Task statement »
Can you transcribe the data exactly? Leave the pictures out.

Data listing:
========
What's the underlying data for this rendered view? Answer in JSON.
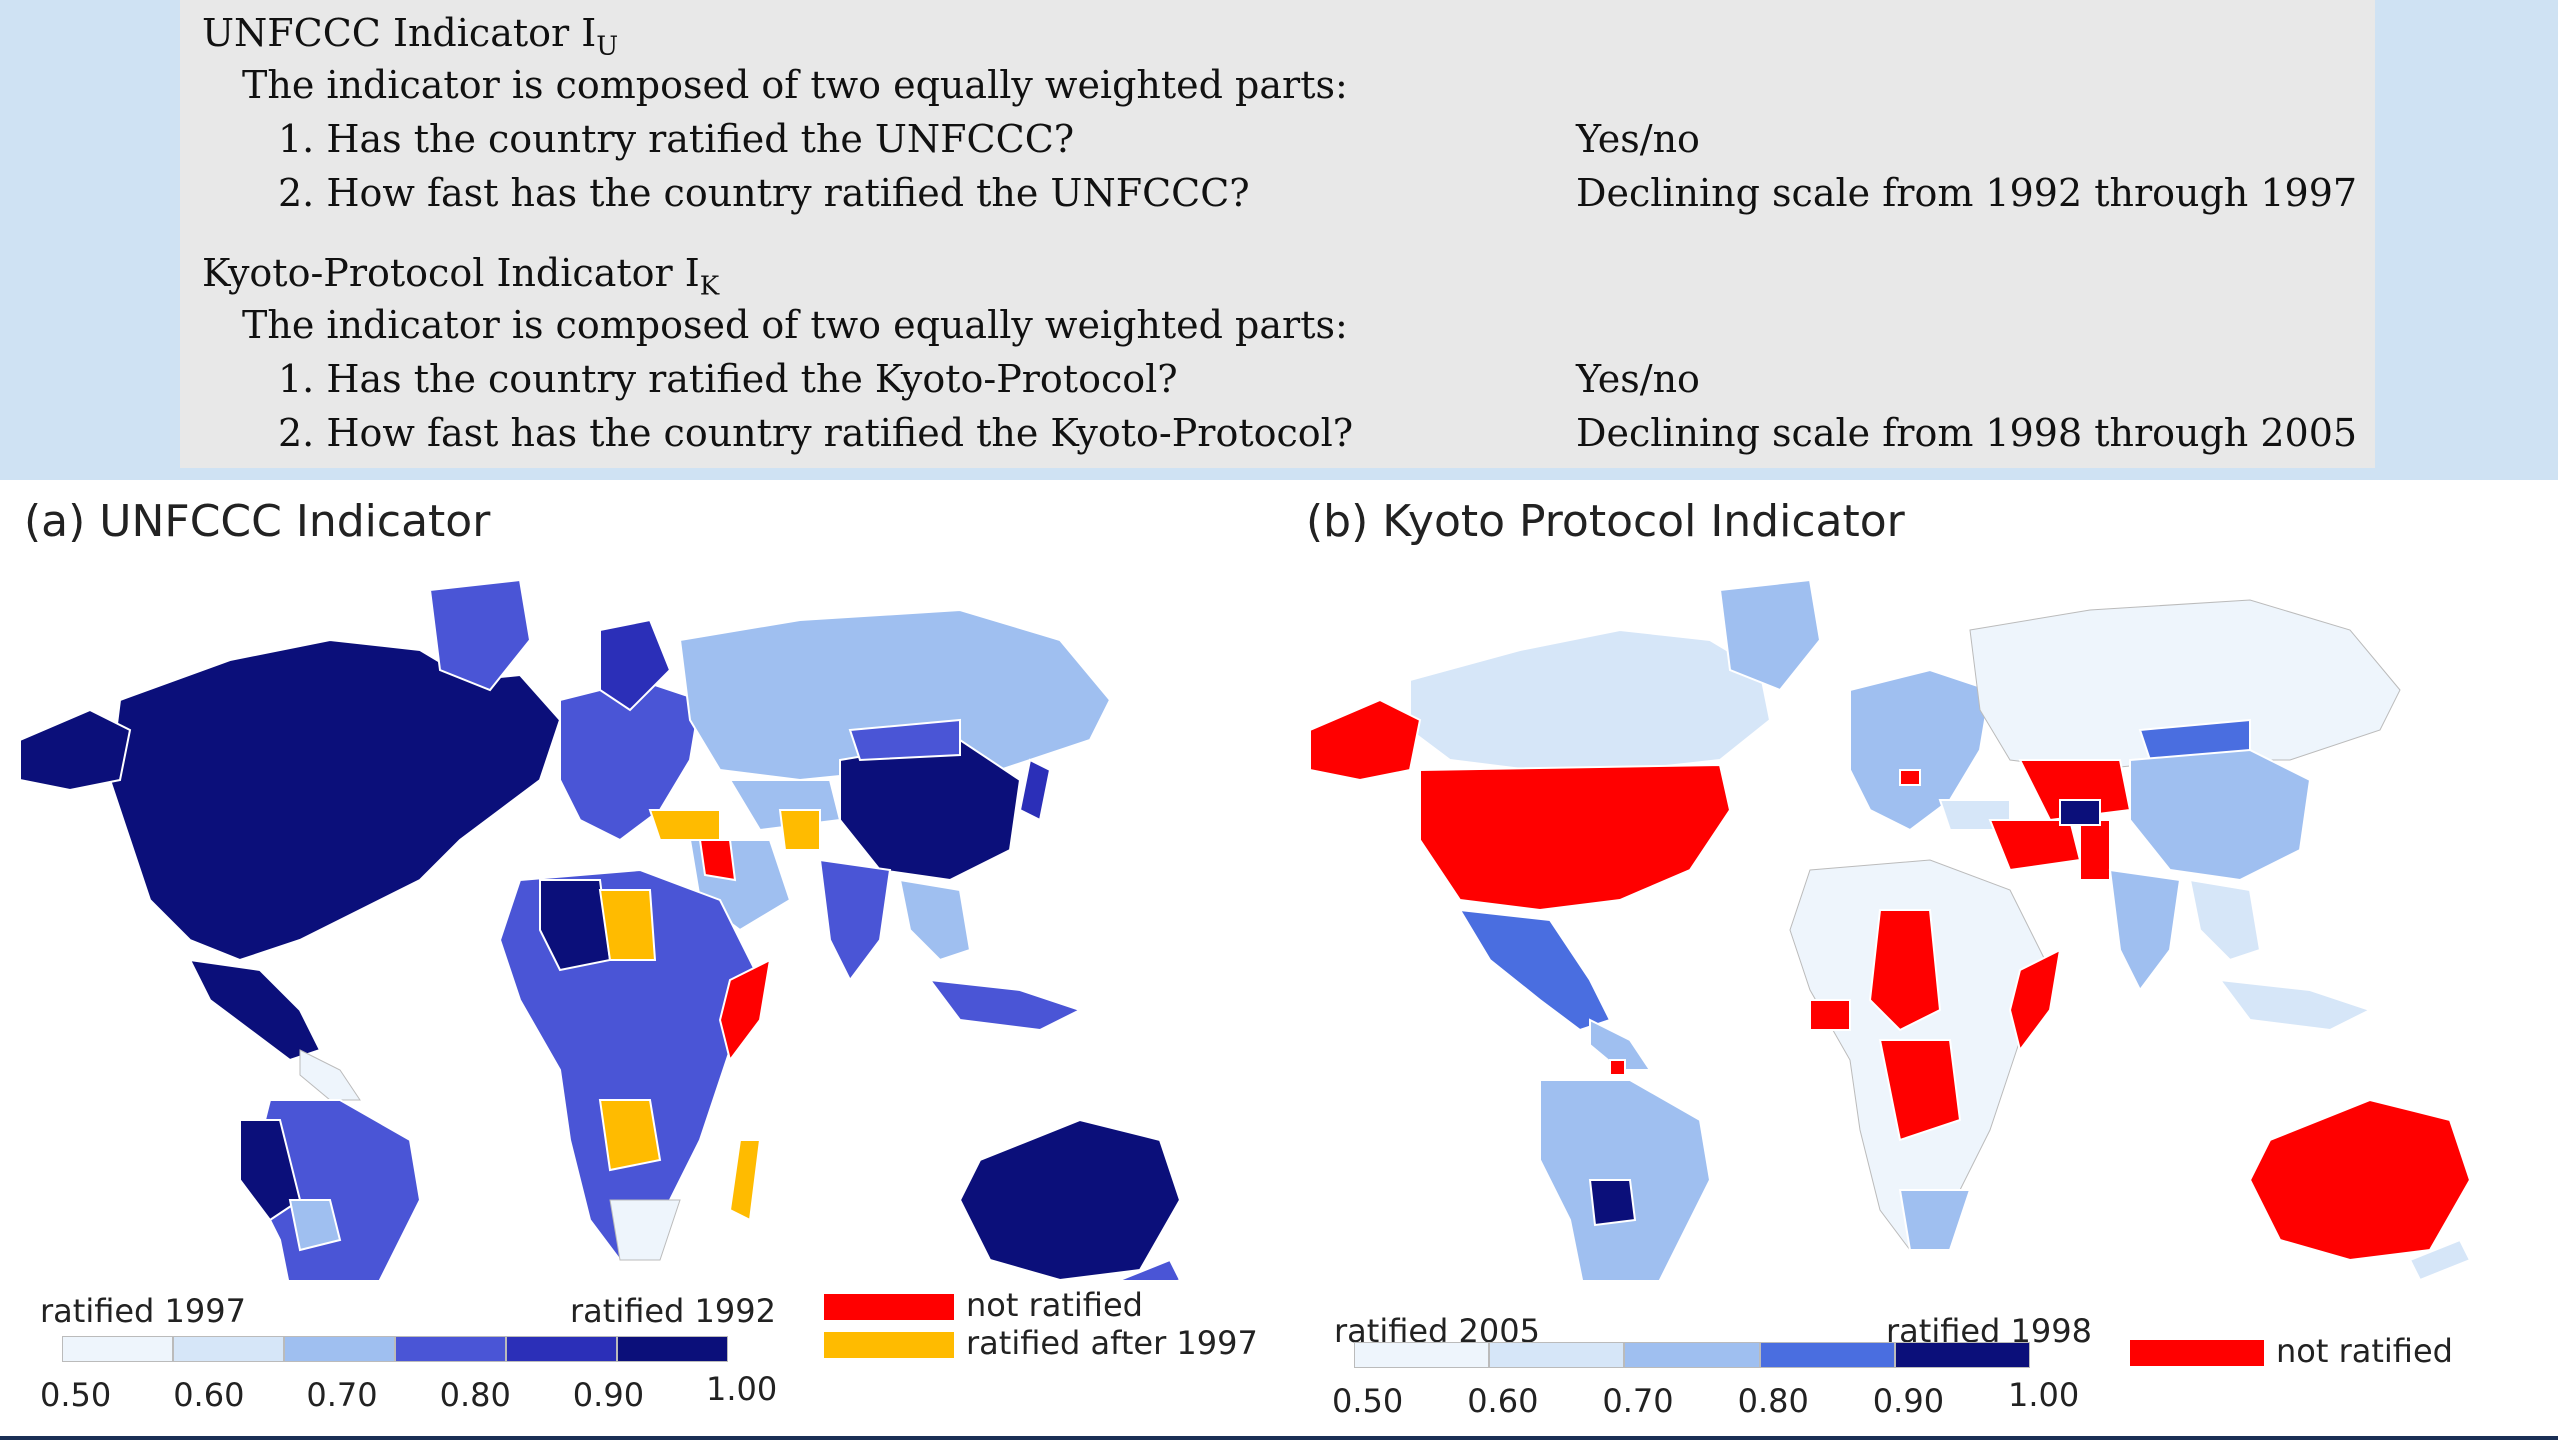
{
  "definitions": {
    "unfccc": {
      "title": "UNFCCC Indicator I",
      "subscript": "U",
      "intro": "The indicator is composed of two equally weighted parts:",
      "items": [
        {
          "question": "1. Has the country ratified the UNFCCC?",
          "answer": "Yes/no"
        },
        {
          "question": "2. How fast has the country ratified the UNFCCC?",
          "answer": "Declining scale from 1992 through 1997"
        }
      ]
    },
    "kyoto": {
      "title": "Kyoto-Protocol Indicator I",
      "subscript": "K",
      "intro": "The indicator is composed of two equally weighted parts:",
      "items": [
        {
          "question": "1. Has the country ratified the Kyoto-Protocol?",
          "answer": "Yes/no"
        },
        {
          "question": "2. How fast has the country ratified the Kyoto-Protocol?",
          "answer": "Declining scale from 1998 through 2005"
        }
      ]
    }
  },
  "panels": {
    "a": {
      "title": "(a) UNFCCC Indicator",
      "legend_left": "ratified 1997",
      "legend_right": "ratified 1992",
      "ticks": [
        "0.50",
        "0.60",
        "0.70",
        "0.80",
        "0.90",
        "1.00"
      ],
      "scale_colors": [
        "#eef5fc",
        "#d6e6f8",
        "#9fbff0",
        "#4a55d6",
        "#2b2fb8",
        "#0b0f7a"
      ],
      "categories": [
        {
          "label": "not ratified",
          "color": "#ff0000"
        },
        {
          "label": "ratified after 1997",
          "color": "#ffbb00"
        }
      ]
    },
    "b": {
      "title": "(b) Kyoto Protocol Indicator",
      "legend_left": "ratified 2005",
      "legend_right": "ratified 1998",
      "ticks": [
        "0.50",
        "0.60",
        "0.70",
        "0.80",
        "0.90",
        "1.00"
      ],
      "scale_colors": [
        "#eef5fc",
        "#d6e6f8",
        "#9fbff0",
        "#4a6ee0",
        "#0b0f7a"
      ],
      "categories": [
        {
          "label": "not ratified",
          "color": "#ff0000"
        }
      ]
    }
  }
}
========
Exercise solution »
What's the underlying data for this rendered view? Answer in JSON.
{
  "definitions": {
    "unfccc": {
      "title": "UNFCCC Indicator I",
      "subscript": "U",
      "intro": "The indicator is composed of two equally weighted parts:",
      "items": [
        {
          "question": "1. Has the country ratified the UNFCCC?",
          "answer": "Yes/no"
        },
        {
          "question": "2. How fast has the country ratified the UNFCCC?",
          "answer": "Declining scale from 1992 through 1997"
        }
      ]
    },
    "kyoto": {
      "title": "Kyoto-Protocol Indicator I",
      "subscript": "K",
      "intro": "The indicator is composed of two equally weighted parts:",
      "items": [
        {
          "question": "1. Has the country ratified the Kyoto-Protocol?",
          "answer": "Yes/no"
        },
        {
          "question": "2. How fast has the country ratified the Kyoto-Protocol?",
          "answer": "Declining scale from 1998 through 2005"
        }
      ]
    }
  },
  "panels": {
    "a": {
      "title": "(a) UNFCCC Indicator",
      "legend_left": "ratified 1997",
      "legend_right": "ratified 1992",
      "ticks": [
        "0.50",
        "0.60",
        "0.70",
        "0.80",
        "0.90",
        "1.00"
      ],
      "scale_colors": [
        "#eef5fc",
        "#d6e6f8",
        "#9fbff0",
        "#4a55d6",
        "#2b2fb8",
        "#0b0f7a"
      ],
      "categories": [
        {
          "label": "not ratified",
          "color": "#ff0000"
        },
        {
          "label": "ratified after 1997",
          "color": "#ffbb00"
        }
      ]
    },
    "b": {
      "title": "(b) Kyoto Protocol Indicator",
      "legend_left": "ratified 2005",
      "legend_right": "ratified 1998",
      "ticks": [
        "0.50",
        "0.60",
        "0.70",
        "0.80",
        "0.90",
        "1.00"
      ],
      "scale_colors": [
        "#eef5fc",
        "#d6e6f8",
        "#9fbff0",
        "#4a6ee0",
        "#0b0f7a"
      ],
      "categories": [
        {
          "label": "not ratified",
          "color": "#ff0000"
        }
      ]
    }
  }
}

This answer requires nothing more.